**What is being asked**
Gather every line below where "需要提醒的是" appears.

-- start --

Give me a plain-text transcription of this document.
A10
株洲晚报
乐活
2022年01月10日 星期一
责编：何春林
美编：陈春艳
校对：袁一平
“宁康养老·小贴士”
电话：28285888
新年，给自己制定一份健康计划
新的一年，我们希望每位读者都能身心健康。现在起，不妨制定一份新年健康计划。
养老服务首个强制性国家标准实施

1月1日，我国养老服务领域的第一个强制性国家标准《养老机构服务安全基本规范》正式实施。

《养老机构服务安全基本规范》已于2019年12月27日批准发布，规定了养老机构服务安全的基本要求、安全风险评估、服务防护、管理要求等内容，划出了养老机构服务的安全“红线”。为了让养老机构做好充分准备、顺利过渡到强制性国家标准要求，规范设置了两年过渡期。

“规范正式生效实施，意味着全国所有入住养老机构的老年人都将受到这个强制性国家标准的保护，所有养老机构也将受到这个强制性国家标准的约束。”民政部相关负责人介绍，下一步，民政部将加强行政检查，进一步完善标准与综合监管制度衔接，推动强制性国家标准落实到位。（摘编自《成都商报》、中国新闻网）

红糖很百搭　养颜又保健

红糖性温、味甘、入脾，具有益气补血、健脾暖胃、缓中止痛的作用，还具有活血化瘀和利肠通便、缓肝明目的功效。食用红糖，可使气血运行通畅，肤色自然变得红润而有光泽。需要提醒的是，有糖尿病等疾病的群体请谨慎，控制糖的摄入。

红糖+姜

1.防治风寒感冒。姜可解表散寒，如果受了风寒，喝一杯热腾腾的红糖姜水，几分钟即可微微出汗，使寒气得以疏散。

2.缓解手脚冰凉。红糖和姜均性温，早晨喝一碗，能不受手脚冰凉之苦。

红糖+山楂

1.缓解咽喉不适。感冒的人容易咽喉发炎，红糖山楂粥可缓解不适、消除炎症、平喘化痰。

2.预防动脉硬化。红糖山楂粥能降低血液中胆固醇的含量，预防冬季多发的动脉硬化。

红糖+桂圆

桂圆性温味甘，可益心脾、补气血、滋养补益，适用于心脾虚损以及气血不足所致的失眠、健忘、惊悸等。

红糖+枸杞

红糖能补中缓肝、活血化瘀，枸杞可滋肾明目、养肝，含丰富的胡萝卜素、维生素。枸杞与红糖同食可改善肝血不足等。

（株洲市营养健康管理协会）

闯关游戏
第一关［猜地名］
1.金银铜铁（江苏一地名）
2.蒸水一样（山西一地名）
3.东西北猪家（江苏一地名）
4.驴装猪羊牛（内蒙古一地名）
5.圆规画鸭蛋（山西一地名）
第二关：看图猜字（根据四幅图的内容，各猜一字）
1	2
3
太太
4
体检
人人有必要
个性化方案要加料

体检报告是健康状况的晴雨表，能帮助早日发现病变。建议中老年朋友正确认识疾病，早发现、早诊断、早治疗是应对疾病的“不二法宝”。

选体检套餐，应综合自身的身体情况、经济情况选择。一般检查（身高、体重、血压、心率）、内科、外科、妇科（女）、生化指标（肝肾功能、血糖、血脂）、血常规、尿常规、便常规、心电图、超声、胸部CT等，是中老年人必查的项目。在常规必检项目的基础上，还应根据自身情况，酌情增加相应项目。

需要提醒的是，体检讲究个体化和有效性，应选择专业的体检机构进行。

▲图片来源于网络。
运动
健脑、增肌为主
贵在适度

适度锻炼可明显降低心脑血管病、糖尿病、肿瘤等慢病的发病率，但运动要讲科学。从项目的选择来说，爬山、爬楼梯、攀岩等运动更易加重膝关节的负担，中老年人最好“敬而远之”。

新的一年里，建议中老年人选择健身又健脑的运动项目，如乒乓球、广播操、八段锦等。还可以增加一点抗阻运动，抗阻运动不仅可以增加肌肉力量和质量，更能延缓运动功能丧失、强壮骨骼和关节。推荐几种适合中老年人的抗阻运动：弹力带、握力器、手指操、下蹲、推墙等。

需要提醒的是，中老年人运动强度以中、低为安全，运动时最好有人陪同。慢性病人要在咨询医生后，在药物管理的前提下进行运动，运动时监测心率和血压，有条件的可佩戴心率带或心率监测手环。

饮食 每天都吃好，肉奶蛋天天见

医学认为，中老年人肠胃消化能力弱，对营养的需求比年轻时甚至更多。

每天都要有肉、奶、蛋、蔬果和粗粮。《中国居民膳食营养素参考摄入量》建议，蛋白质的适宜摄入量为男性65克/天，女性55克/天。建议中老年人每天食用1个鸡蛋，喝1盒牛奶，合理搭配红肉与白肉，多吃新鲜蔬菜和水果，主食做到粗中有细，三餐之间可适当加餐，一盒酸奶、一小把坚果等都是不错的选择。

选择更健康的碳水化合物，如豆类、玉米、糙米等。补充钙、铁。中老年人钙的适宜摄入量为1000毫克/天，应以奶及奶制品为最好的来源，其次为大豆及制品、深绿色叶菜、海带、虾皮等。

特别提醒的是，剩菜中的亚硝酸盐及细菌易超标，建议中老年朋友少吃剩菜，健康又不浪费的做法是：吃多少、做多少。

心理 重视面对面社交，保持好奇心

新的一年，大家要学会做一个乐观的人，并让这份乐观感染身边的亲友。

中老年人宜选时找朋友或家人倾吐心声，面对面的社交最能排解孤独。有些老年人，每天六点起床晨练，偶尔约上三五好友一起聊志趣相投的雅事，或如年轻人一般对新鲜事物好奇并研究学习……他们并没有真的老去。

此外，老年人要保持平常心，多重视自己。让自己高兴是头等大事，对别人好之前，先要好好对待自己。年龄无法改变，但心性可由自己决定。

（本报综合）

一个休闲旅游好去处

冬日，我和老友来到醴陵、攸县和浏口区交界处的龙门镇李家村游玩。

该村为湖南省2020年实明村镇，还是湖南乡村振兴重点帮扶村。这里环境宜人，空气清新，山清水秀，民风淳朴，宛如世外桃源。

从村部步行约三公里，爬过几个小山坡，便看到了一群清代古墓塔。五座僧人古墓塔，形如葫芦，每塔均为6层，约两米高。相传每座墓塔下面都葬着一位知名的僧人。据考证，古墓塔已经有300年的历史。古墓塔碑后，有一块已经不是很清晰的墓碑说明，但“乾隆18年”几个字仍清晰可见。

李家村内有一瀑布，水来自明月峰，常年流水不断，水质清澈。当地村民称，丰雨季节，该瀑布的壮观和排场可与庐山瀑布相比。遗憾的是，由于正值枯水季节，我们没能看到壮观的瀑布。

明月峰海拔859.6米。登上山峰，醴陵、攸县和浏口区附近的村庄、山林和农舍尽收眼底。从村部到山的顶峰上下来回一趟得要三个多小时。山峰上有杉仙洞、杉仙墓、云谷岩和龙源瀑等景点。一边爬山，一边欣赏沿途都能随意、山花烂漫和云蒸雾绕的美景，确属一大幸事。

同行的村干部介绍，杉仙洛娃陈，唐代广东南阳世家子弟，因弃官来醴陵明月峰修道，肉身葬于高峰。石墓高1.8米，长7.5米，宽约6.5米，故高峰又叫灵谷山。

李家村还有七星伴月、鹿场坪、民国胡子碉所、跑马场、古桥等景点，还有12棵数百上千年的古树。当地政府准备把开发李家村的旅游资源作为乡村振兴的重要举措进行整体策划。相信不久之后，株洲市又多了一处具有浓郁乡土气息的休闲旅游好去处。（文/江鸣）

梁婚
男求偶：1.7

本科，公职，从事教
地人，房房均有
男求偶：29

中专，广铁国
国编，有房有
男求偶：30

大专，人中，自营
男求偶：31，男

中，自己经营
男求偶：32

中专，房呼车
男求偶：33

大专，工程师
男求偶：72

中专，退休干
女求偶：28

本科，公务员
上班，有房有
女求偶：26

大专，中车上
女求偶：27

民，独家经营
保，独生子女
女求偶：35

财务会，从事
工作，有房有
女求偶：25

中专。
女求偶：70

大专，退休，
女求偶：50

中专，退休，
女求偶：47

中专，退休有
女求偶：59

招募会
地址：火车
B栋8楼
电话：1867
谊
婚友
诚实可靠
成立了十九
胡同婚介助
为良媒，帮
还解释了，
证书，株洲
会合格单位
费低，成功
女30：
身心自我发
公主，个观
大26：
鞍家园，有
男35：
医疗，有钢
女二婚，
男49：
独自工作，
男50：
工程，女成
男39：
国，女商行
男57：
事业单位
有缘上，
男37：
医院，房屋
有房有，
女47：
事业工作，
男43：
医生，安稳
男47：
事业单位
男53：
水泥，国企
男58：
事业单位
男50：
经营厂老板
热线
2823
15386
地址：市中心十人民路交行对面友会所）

-- end --

**Finished answer**
红糖性温、味甘、入脾，具有益气补血、健脾暖胃、缓中止痛的作用，还具有活血化瘀和利肠通便、缓肝明目的功效。食用红糖，可使气血运行通畅，肤色自然变得红润而有光泽。需要提醒的是，有糖尿病等疾病的群体请谨慎，控制糖的摄入。
需要提醒的是，体检讲究个体化和有效性，应选择专业的体检机构进行。
需要提醒的是，中老年人运动强度以中、低为安全，运动时最好有人陪同。慢性病人要在咨询医生后，在药物管理的前提下进行运动，运动时监测心率和血压，有条件的可佩戴心率带或心率监测手环。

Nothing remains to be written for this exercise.